• Directive
Where does the string "pgzip" appear? Copy every line of the entries below that holds it.

• Data for the task
■ ■ ■

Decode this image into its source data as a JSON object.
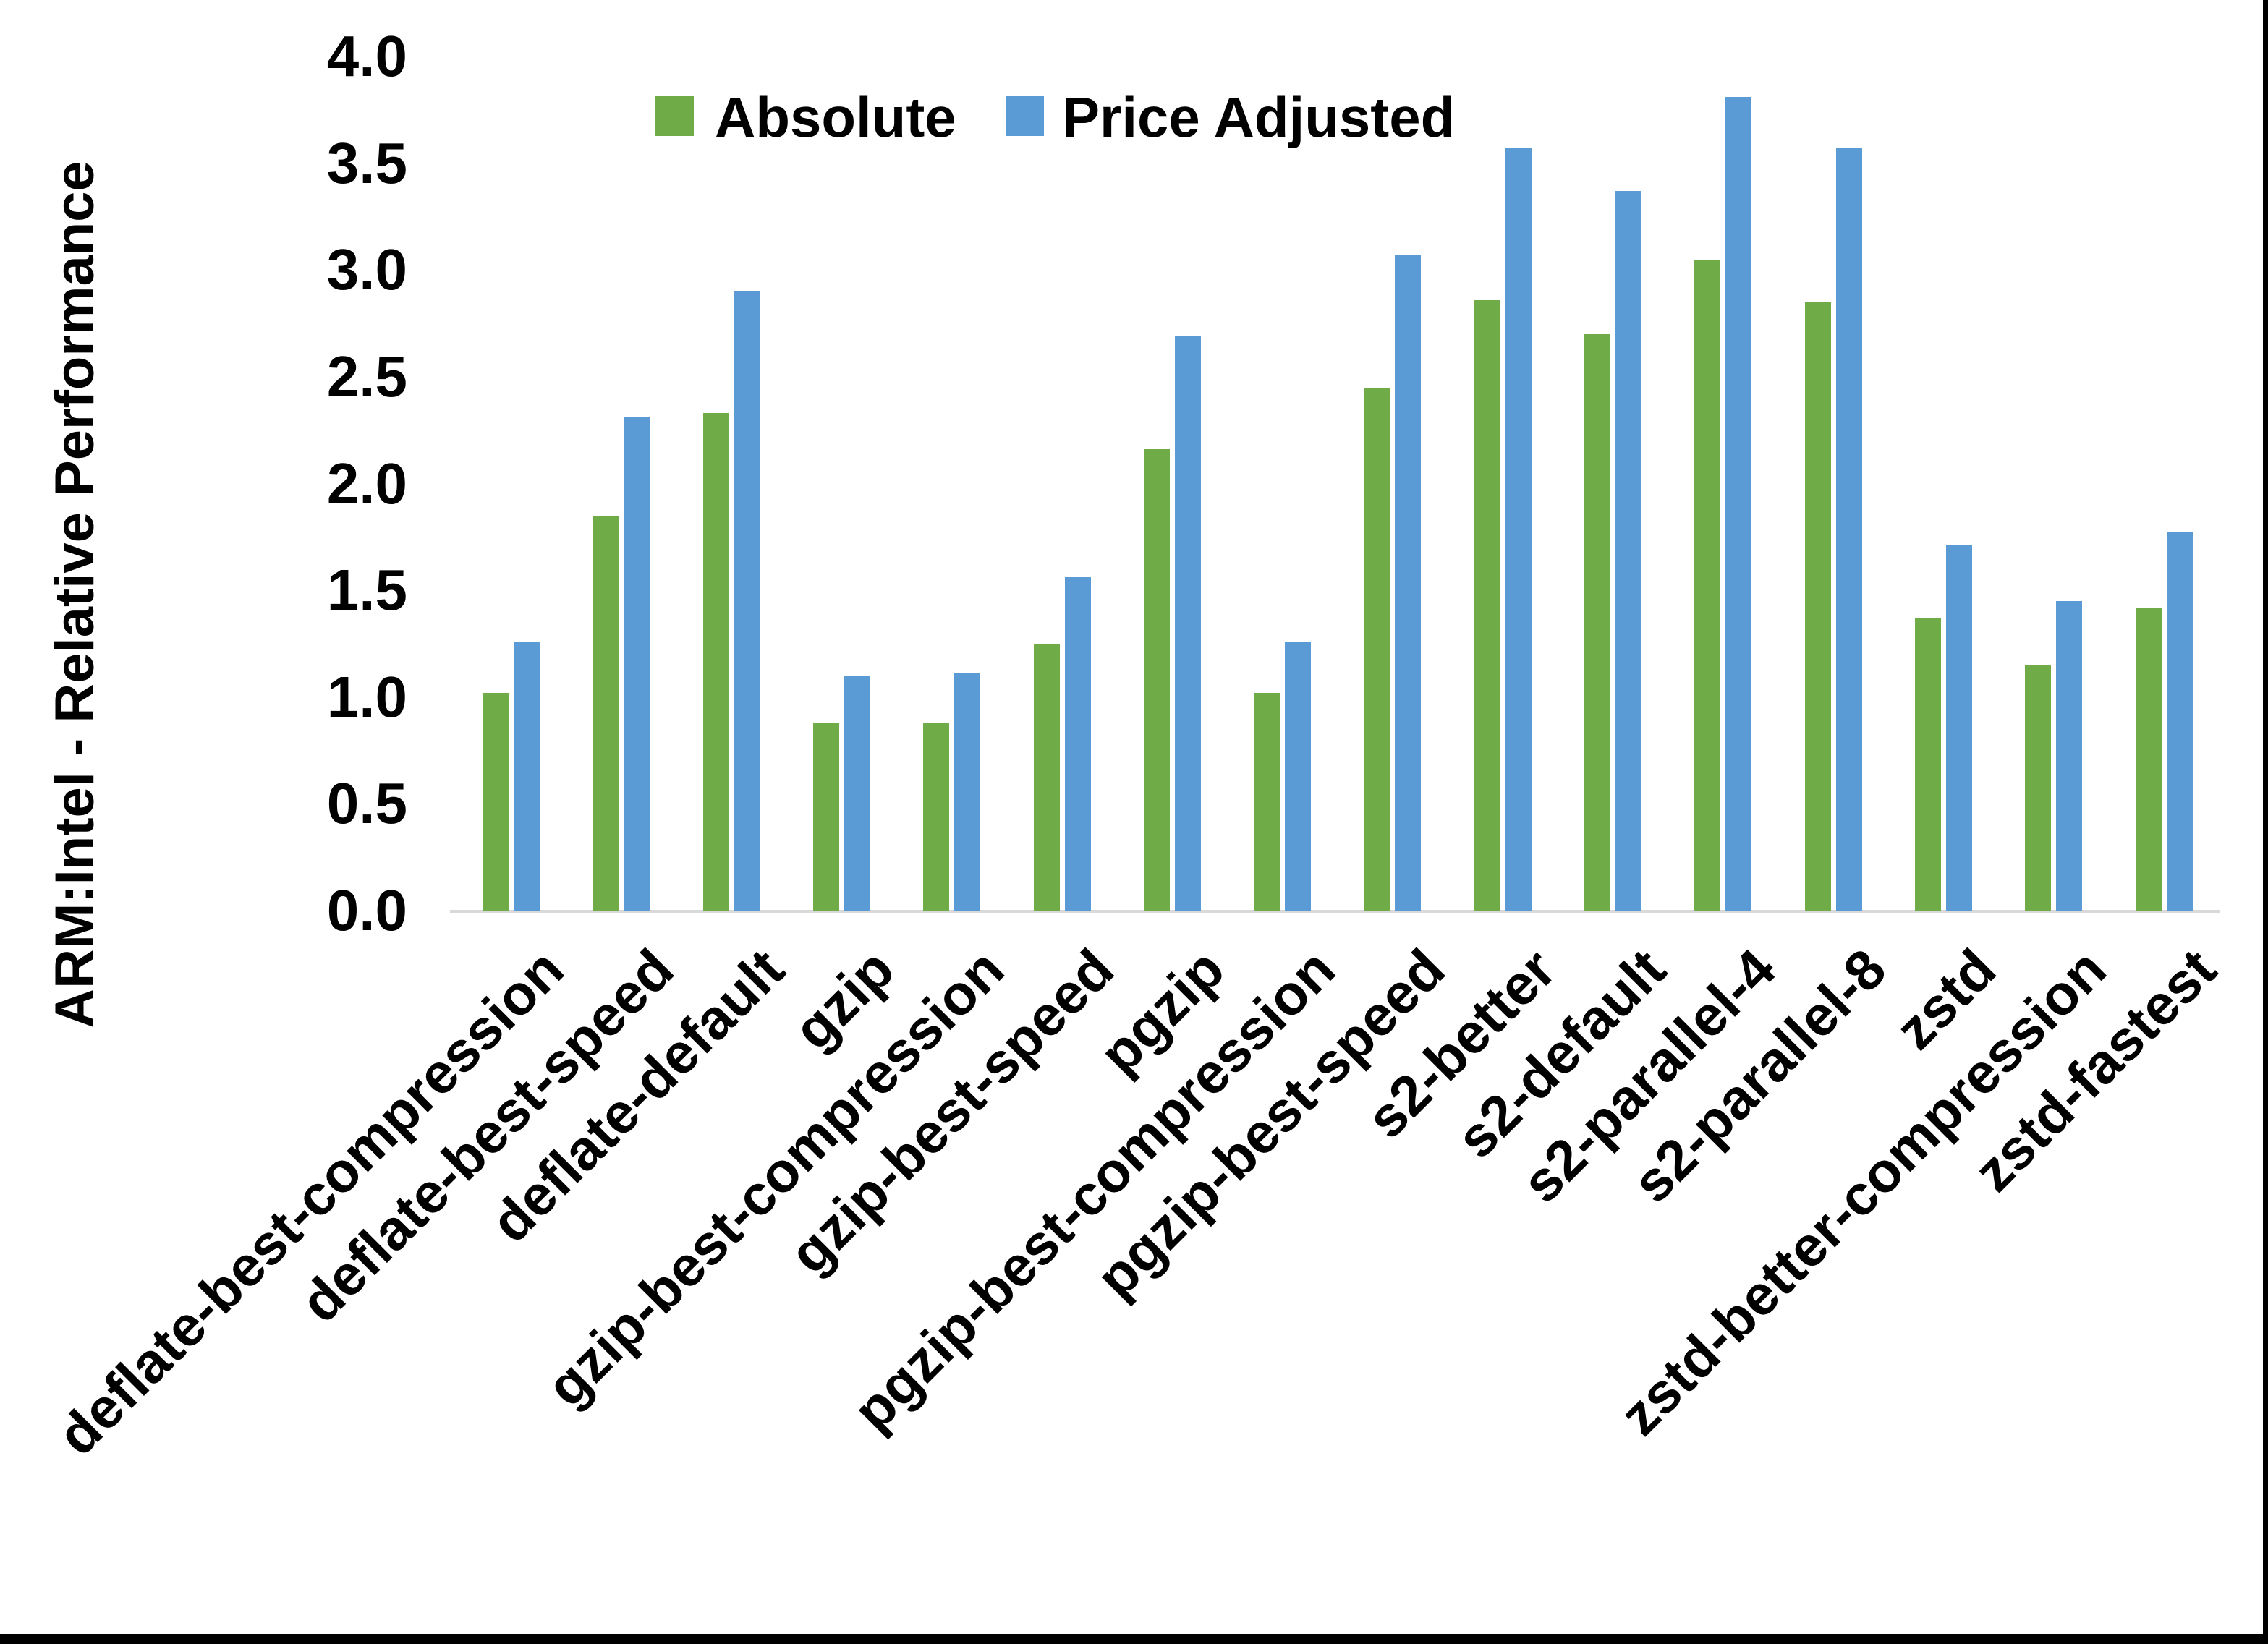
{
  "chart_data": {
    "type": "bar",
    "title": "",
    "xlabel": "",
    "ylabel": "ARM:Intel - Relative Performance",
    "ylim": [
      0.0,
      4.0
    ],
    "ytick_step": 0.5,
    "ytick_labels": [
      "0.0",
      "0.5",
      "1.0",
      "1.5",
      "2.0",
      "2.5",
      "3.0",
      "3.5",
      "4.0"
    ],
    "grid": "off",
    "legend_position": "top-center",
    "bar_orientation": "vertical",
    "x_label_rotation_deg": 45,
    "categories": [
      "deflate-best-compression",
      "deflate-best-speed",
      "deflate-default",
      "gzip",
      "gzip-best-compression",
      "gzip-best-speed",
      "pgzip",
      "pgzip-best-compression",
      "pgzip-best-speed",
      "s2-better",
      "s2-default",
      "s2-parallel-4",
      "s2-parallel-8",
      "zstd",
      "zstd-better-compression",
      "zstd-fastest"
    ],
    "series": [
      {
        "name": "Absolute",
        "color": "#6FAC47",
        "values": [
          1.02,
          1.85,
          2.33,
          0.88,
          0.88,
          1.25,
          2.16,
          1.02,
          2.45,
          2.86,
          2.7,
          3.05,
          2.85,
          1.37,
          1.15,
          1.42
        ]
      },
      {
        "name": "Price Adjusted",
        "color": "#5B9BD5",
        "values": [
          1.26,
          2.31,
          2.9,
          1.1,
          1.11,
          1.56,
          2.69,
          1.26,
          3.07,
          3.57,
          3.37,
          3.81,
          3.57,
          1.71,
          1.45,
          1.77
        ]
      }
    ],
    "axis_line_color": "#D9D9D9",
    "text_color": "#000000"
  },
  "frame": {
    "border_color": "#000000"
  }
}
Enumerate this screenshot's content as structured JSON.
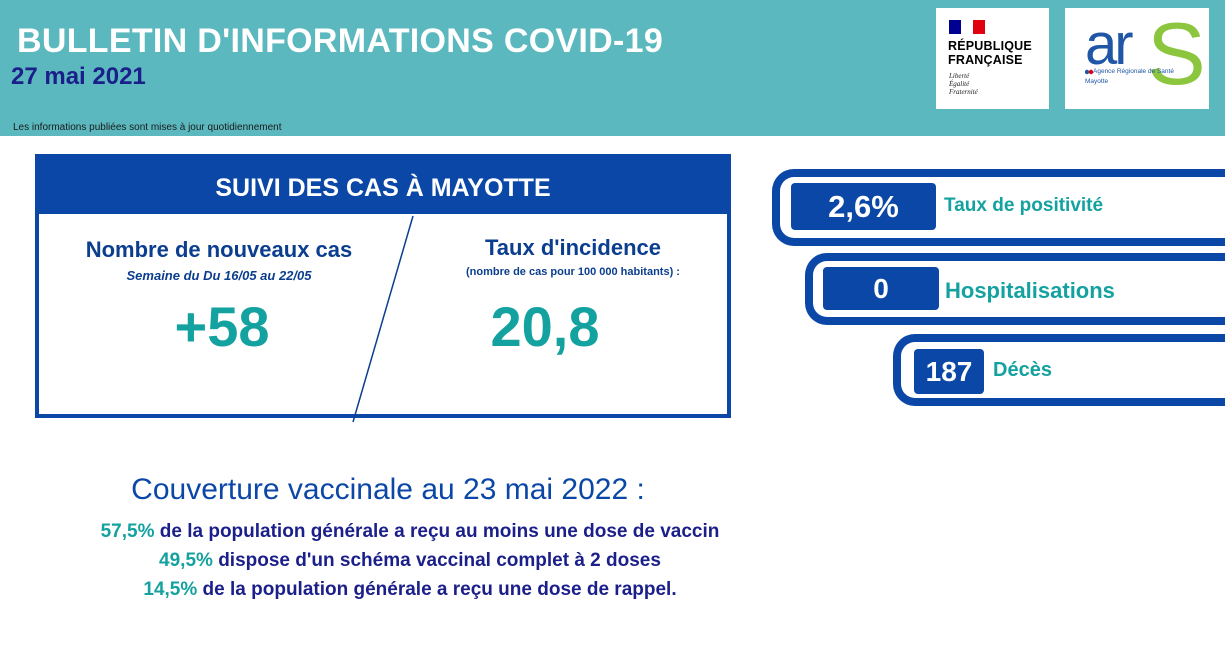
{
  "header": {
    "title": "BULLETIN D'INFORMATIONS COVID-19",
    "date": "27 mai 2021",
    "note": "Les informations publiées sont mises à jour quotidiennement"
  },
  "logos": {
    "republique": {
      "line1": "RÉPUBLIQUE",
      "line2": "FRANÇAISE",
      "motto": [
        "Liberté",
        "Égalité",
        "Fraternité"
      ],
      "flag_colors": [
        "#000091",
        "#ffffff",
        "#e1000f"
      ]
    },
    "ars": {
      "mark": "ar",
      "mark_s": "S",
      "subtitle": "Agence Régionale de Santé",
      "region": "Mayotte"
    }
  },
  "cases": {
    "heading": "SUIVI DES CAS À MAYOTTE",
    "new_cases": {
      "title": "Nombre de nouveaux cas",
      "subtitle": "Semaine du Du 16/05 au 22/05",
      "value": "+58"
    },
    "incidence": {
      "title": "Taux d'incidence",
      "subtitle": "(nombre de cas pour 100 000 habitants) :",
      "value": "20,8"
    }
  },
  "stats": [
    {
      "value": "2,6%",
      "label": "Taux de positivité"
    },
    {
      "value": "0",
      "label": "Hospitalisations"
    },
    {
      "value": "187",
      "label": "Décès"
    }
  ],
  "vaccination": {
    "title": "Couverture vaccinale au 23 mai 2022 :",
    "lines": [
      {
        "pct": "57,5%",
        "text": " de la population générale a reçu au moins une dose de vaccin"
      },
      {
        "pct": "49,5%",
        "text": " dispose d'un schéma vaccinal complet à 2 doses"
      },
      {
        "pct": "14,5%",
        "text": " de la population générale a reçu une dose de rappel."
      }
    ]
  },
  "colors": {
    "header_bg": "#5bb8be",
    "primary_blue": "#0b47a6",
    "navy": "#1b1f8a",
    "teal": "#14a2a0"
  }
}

■ ■ ■

• Result of the exercise
      "pgzip",
      "pgzip-best-compression",
      "pgzip-best-speed",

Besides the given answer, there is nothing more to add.